Written request: Copy every line in the records below that contains the word "with".

Record excerpts:
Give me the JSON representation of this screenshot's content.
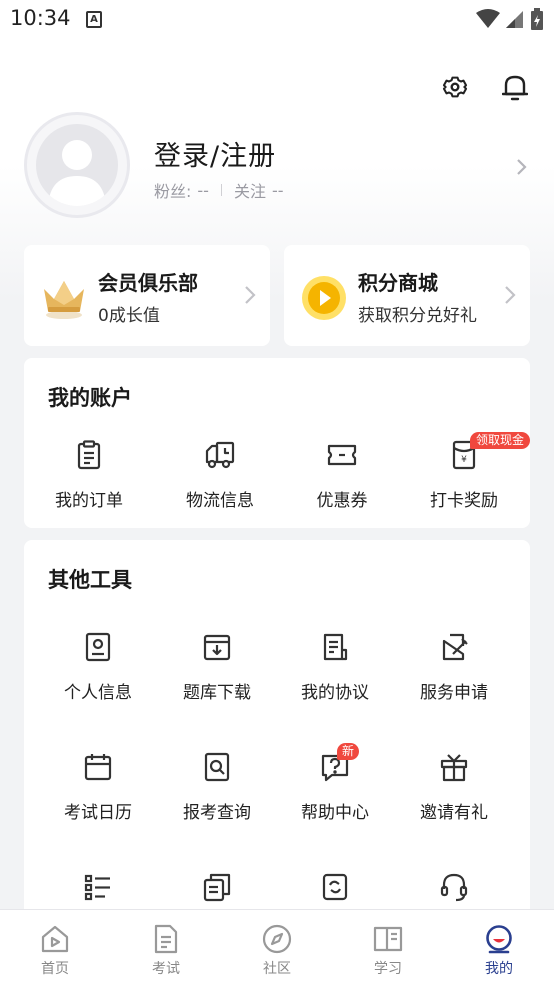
{
  "status_bar": {
    "time": "10:34",
    "notification_icon": "a-icon",
    "icons": [
      "wifi-icon",
      "signal-icon",
      "battery-icon"
    ]
  },
  "header": {
    "icons": [
      "settings-icon",
      "bell-icon"
    ]
  },
  "profile": {
    "title": "登录/注册",
    "fans_label": "粉丝:",
    "fans_value": "--",
    "follow_label": "关注",
    "follow_value": "--"
  },
  "cards": [
    {
      "title": "会员俱乐部",
      "subtitle": "0成长值",
      "icon": "crown-icon"
    },
    {
      "title": "积分商城",
      "subtitle": "获取积分兑好礼",
      "icon": "coin-play-icon"
    }
  ],
  "account": {
    "title": "我的账户",
    "items": [
      {
        "label": "我的订单",
        "icon": "clipboard-icon"
      },
      {
        "label": "物流信息",
        "icon": "truck-icon"
      },
      {
        "label": "优惠券",
        "icon": "coupon-icon"
      },
      {
        "label": "打卡奖励",
        "icon": "red-envelope-icon",
        "badge": "领取现金"
      }
    ]
  },
  "tools": {
    "title": "其他工具",
    "items": [
      {
        "label": "个人信息",
        "icon": "id-card-icon"
      },
      {
        "label": "题库下载",
        "icon": "download-box-icon"
      },
      {
        "label": "我的协议",
        "icon": "document-icon"
      },
      {
        "label": "服务申请",
        "icon": "edit-icon"
      },
      {
        "label": "考试日历",
        "icon": "calendar-icon"
      },
      {
        "label": "报考查询",
        "icon": "search-doc-icon"
      },
      {
        "label": "帮助中心",
        "icon": "help-icon",
        "badge": "新"
      },
      {
        "label": "邀请有礼",
        "icon": "gift-icon"
      },
      {
        "label": "",
        "icon": "list-icon"
      },
      {
        "label": "",
        "icon": "copy-icon"
      },
      {
        "label": "",
        "icon": "refresh-doc-icon"
      },
      {
        "label": "",
        "icon": "headset-icon"
      }
    ]
  },
  "tabbar": {
    "active_color": "#2a3f8f",
    "tabs": [
      {
        "label": "首页",
        "icon": "home-icon"
      },
      {
        "label": "考试",
        "icon": "exam-icon"
      },
      {
        "label": "社区",
        "icon": "compass-icon"
      },
      {
        "label": "学习",
        "icon": "book-icon"
      },
      {
        "label": "我的",
        "icon": "profile-icon",
        "active": true
      }
    ]
  }
}
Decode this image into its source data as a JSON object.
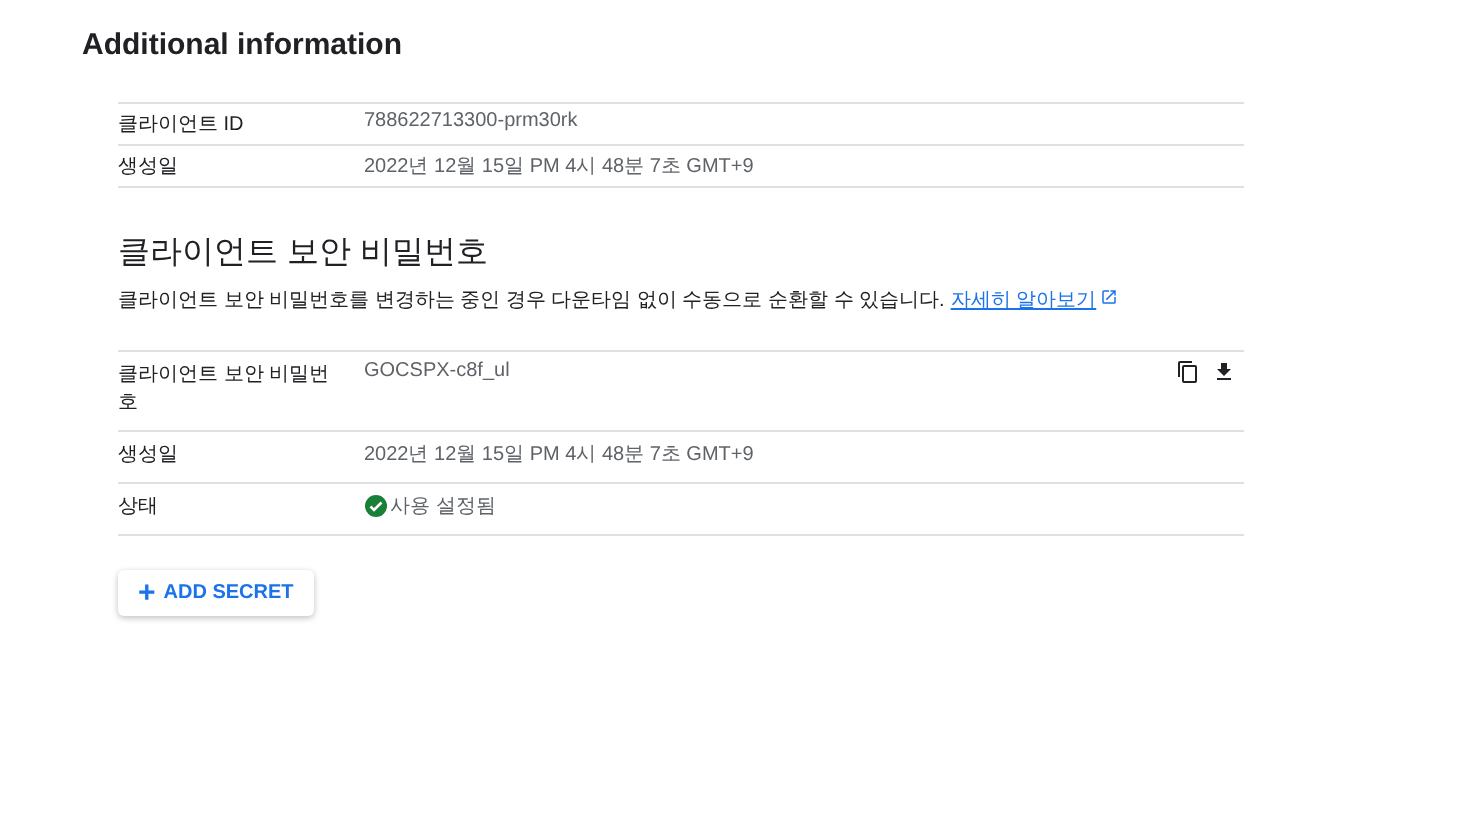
{
  "title": "Additional information",
  "client_rows": [
    {
      "label": "클라이언트 ID",
      "value": "788622713300-prm30rk"
    },
    {
      "label": "생성일",
      "value": "2022년 12월 15일 PM 4시 48분 7초 GMT+9"
    }
  ],
  "secret_section": {
    "heading": "클라이언트 보안 비밀번호",
    "description": "클라이언트 보안 비밀번호를 변경하는 중인 경우 다운타임 없이 수동으로 순환할 수 있습니다.",
    "link": "자세히 알아보기"
  },
  "secret_rows": [
    {
      "kind": "secret",
      "label": "클라이언트 보안 비밀번호",
      "value": "GOCSPX-c8f_ul"
    },
    {
      "kind": "text",
      "label": "생성일",
      "value": "2022년 12월 15일 PM 4시 48분 7초 GMT+9"
    },
    {
      "kind": "status",
      "label": "상태",
      "value": "사용 설정됨"
    }
  ],
  "add_button": {
    "icon": "+",
    "label": "ADD SECRET"
  }
}
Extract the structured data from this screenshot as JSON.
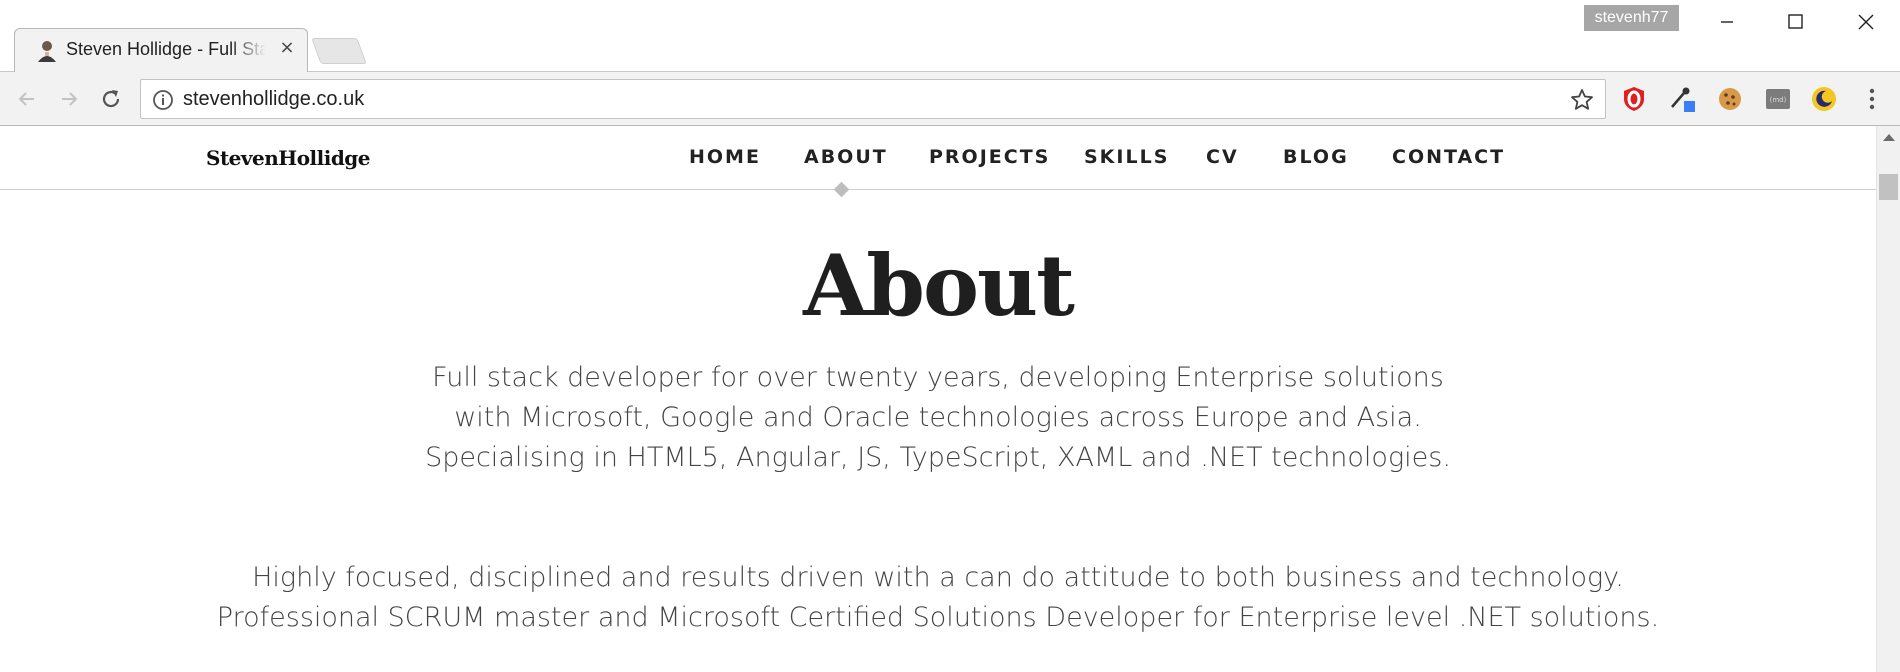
{
  "browser": {
    "tab_title": "Steven Hollidge - Full Stack Developer",
    "tab_close_label": "×",
    "profile_name": "stevenh77",
    "url": "stevenhollidge.co.uk"
  },
  "site": {
    "logo": "StevenHollidge",
    "nav": [
      {
        "label": "HOME"
      },
      {
        "label": "ABOUT",
        "active": true
      },
      {
        "label": "PROJECTS"
      },
      {
        "label": "SKILLS"
      },
      {
        "label": "CV"
      },
      {
        "label": "BLOG"
      },
      {
        "label": "CONTACT"
      }
    ]
  },
  "about": {
    "heading": "About",
    "paragraph1": [
      "Full stack developer for over twenty years, developing Enterprise solutions",
      "with Microsoft, Google and Oracle technologies across Europe and Asia.",
      "Specialising in HTML5, Angular, JS, TypeScript, XAML and .NET technologies."
    ],
    "paragraph2": [
      "Highly focused, disciplined and results driven with a can do attitude to both business and technology.",
      "Professional SCRUM master and Microsoft Certified Solutions Developer for Enterprise level .NET solutions."
    ]
  },
  "icons": {
    "back": "back-arrow-icon",
    "forward": "forward-arrow-icon",
    "reload": "reload-icon",
    "info": "info-icon",
    "star": "bookmark-star-icon",
    "extensions": [
      "opera-vpn-icon",
      "eyedropper-icon",
      "cookie-icon",
      "markdown-icon",
      "dark-mode-icon",
      "menu-dots-icon"
    ]
  },
  "colors": {
    "accent_active_marker": "#bdbdbd",
    "profile_badge": "#a6a6a6",
    "heading": "#1f1f1f"
  }
}
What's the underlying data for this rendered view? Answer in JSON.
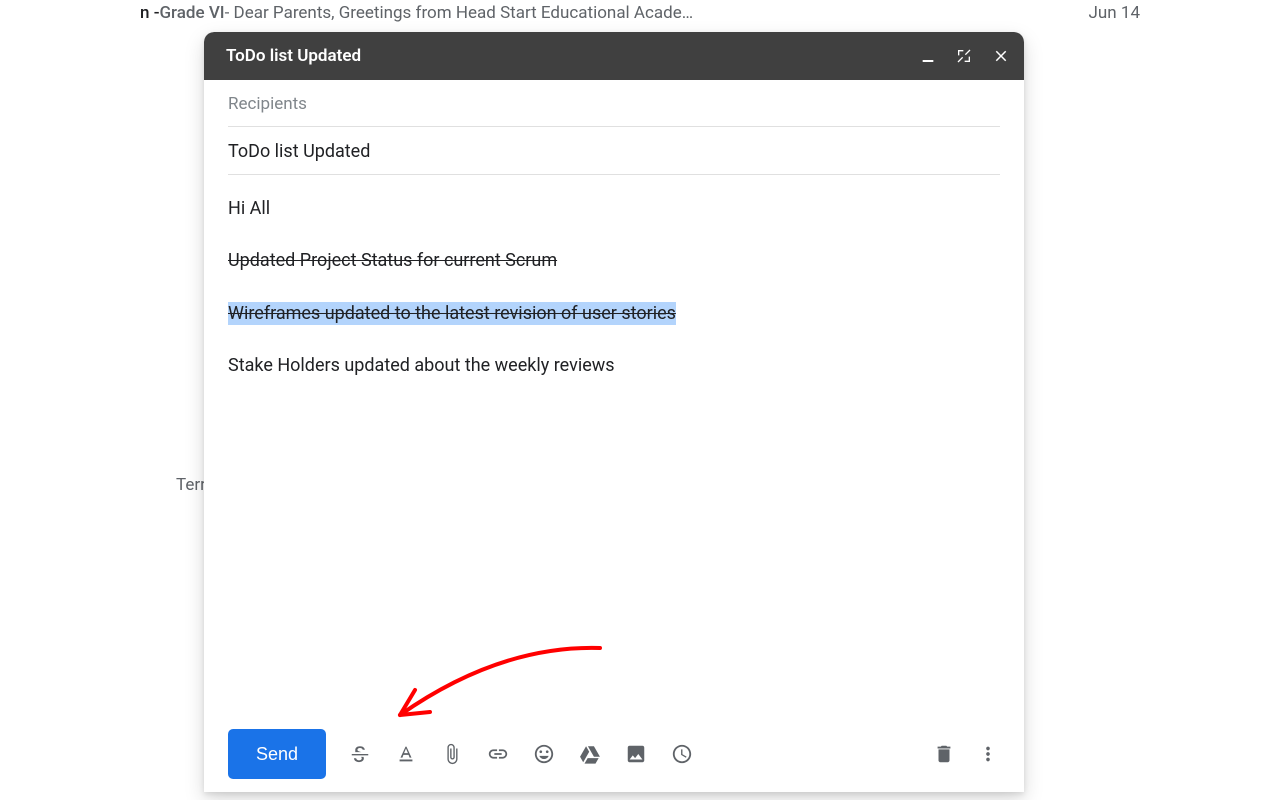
{
  "background": {
    "email_row": {
      "subject_prefix": "n - ",
      "subject_bold": "Grade VI",
      "preview": " - Dear Parents, Greetings from Head Start Educational Acade…",
      "date": "Jun 14"
    },
    "partial_text": "Terr"
  },
  "compose": {
    "title": "ToDo list Updated",
    "recipients_placeholder": "Recipients",
    "subject": "ToDo list Updated",
    "body": {
      "line1": "Hi All",
      "line2": "Updated Project Status for current Scrum ",
      "line3": "Wireframes updated to the latest revision of user stories",
      "line4": "Stake Holders updated about the weekly reviews"
    },
    "toolbar": {
      "send_label": "Send"
    }
  }
}
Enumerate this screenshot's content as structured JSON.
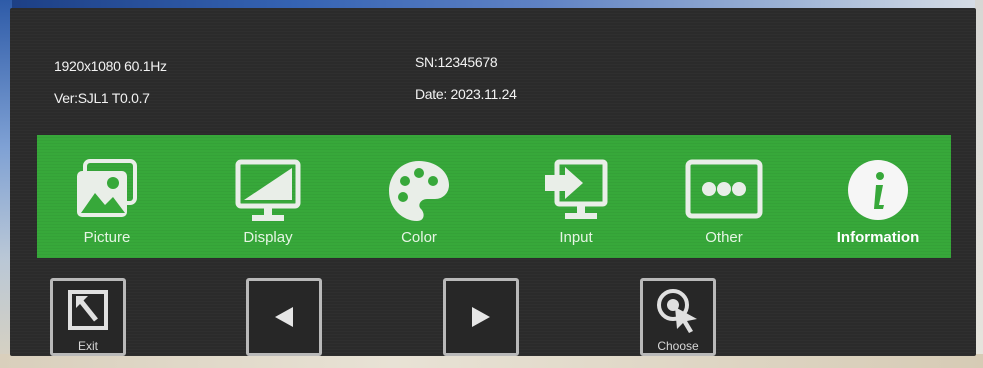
{
  "info": {
    "resolution": "1920x1080 60.1Hz",
    "version": "Ver:SJL1 T0.0.7",
    "serial": "SN:12345678",
    "date": "Date: 2023.11.24"
  },
  "menu": {
    "items": [
      {
        "label": "Picture",
        "icon": "picture-icon"
      },
      {
        "label": "Display",
        "icon": "display-icon"
      },
      {
        "label": "Color",
        "icon": "palette-icon"
      },
      {
        "label": "Input",
        "icon": "input-icon"
      },
      {
        "label": "Other",
        "icon": "other-icon"
      },
      {
        "label": "Information",
        "icon": "info-icon"
      }
    ],
    "active": "Information"
  },
  "buttons": {
    "exit_label": "Exit",
    "left_icon": "left-arrow-icon",
    "right_icon": "right-arrow-icon",
    "choose_label": "Choose"
  },
  "colors": {
    "menu_bar": "#37a83a",
    "osd_background": "#2b2b2b",
    "icon": "#e9eee8"
  }
}
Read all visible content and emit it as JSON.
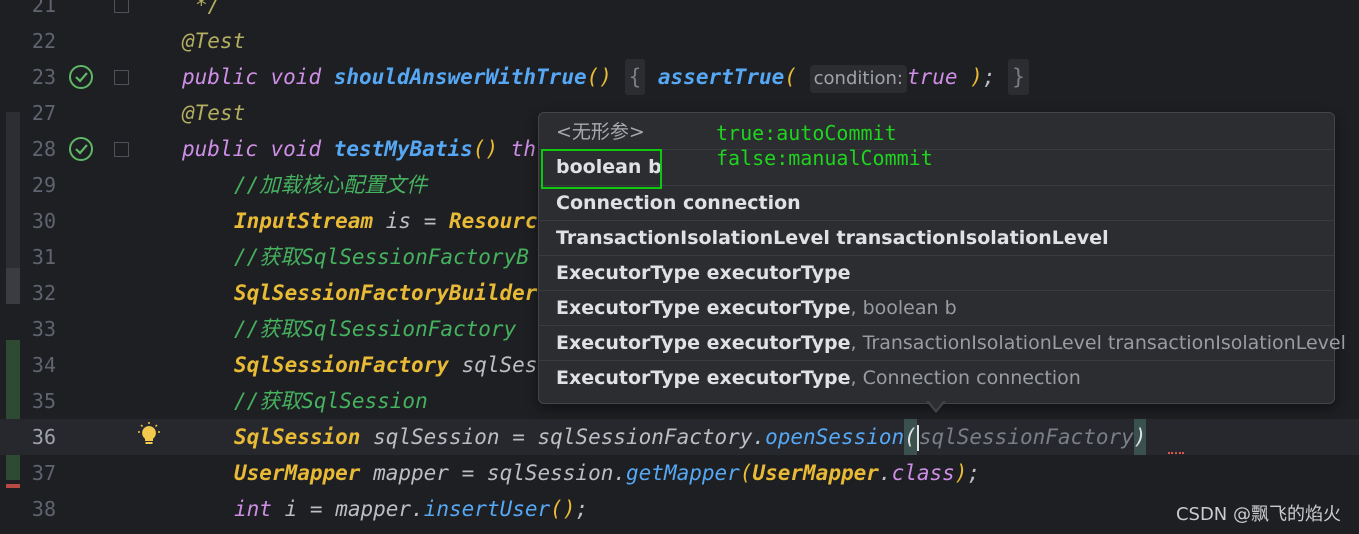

Final result:
      "with Microsoft, Google and Oracle technologies across Europe and Asia.",
      "Highly focused, disciplined and results driven with a can do attitude to both business and technology.",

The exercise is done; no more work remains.